TASK TO CARRY OUT: Pull out every line in the rows below that contains the string "chrisub".

GIVEN DATA:
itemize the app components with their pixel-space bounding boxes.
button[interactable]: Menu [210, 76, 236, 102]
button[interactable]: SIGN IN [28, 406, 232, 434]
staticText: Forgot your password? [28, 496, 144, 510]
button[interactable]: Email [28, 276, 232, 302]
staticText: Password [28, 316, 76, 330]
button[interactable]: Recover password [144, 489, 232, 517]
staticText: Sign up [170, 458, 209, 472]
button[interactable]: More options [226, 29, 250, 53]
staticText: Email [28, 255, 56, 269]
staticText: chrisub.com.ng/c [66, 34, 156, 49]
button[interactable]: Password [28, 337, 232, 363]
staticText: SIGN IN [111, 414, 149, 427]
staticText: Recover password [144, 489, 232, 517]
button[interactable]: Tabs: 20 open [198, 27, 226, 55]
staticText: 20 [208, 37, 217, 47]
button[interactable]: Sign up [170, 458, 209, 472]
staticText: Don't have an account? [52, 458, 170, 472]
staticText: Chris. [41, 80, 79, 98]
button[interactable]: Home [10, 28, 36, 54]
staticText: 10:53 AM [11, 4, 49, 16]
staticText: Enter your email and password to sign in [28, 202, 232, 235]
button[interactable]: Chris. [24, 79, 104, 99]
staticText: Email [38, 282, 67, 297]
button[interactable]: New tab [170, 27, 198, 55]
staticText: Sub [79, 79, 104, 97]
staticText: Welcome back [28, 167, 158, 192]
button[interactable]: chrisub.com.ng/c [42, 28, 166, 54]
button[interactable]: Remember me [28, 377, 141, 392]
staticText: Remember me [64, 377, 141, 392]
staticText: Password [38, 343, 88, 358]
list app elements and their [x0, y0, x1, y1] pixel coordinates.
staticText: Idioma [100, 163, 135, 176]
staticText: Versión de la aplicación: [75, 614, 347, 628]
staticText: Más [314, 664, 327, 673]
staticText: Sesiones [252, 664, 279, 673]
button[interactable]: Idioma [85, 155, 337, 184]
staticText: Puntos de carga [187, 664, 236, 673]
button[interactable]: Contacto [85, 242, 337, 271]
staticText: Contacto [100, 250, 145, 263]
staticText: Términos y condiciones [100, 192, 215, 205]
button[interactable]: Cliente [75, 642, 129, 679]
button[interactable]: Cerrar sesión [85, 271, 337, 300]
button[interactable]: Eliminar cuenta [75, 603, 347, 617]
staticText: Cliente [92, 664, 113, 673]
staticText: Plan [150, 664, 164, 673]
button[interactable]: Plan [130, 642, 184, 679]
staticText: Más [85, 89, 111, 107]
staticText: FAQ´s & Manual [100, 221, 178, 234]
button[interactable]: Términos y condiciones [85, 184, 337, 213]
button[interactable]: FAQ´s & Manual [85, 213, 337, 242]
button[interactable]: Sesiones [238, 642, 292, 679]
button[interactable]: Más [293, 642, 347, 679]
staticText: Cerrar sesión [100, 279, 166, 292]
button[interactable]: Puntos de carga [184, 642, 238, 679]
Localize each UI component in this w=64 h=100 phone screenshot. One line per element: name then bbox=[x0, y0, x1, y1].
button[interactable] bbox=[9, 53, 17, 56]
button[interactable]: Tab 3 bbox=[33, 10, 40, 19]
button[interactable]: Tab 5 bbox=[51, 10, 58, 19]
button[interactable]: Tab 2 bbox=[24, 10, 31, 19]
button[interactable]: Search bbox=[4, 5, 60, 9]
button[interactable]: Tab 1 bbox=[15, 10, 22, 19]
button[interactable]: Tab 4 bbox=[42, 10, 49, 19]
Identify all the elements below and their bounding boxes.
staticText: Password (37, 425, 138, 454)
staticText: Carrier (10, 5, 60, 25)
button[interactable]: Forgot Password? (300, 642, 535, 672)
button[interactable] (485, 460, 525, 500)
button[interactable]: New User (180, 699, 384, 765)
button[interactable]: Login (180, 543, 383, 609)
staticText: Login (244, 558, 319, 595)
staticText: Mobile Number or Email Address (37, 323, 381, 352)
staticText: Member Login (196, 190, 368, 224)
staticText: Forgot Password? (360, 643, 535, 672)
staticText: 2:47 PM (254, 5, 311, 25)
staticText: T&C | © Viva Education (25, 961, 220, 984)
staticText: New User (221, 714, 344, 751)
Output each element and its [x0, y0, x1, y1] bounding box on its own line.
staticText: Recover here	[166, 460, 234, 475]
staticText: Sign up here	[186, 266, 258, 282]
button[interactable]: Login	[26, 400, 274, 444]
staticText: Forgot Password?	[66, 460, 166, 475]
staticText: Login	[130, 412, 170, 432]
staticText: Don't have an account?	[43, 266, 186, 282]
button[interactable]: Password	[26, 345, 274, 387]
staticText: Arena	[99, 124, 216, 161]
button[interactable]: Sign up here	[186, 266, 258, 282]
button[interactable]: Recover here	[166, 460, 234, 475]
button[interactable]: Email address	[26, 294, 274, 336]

TASK RESPONSE:
staticText: chrisub.com.ng/c [66, 34, 156, 49]
button[interactable]: chrisub.com.ng/c [42, 28, 166, 54]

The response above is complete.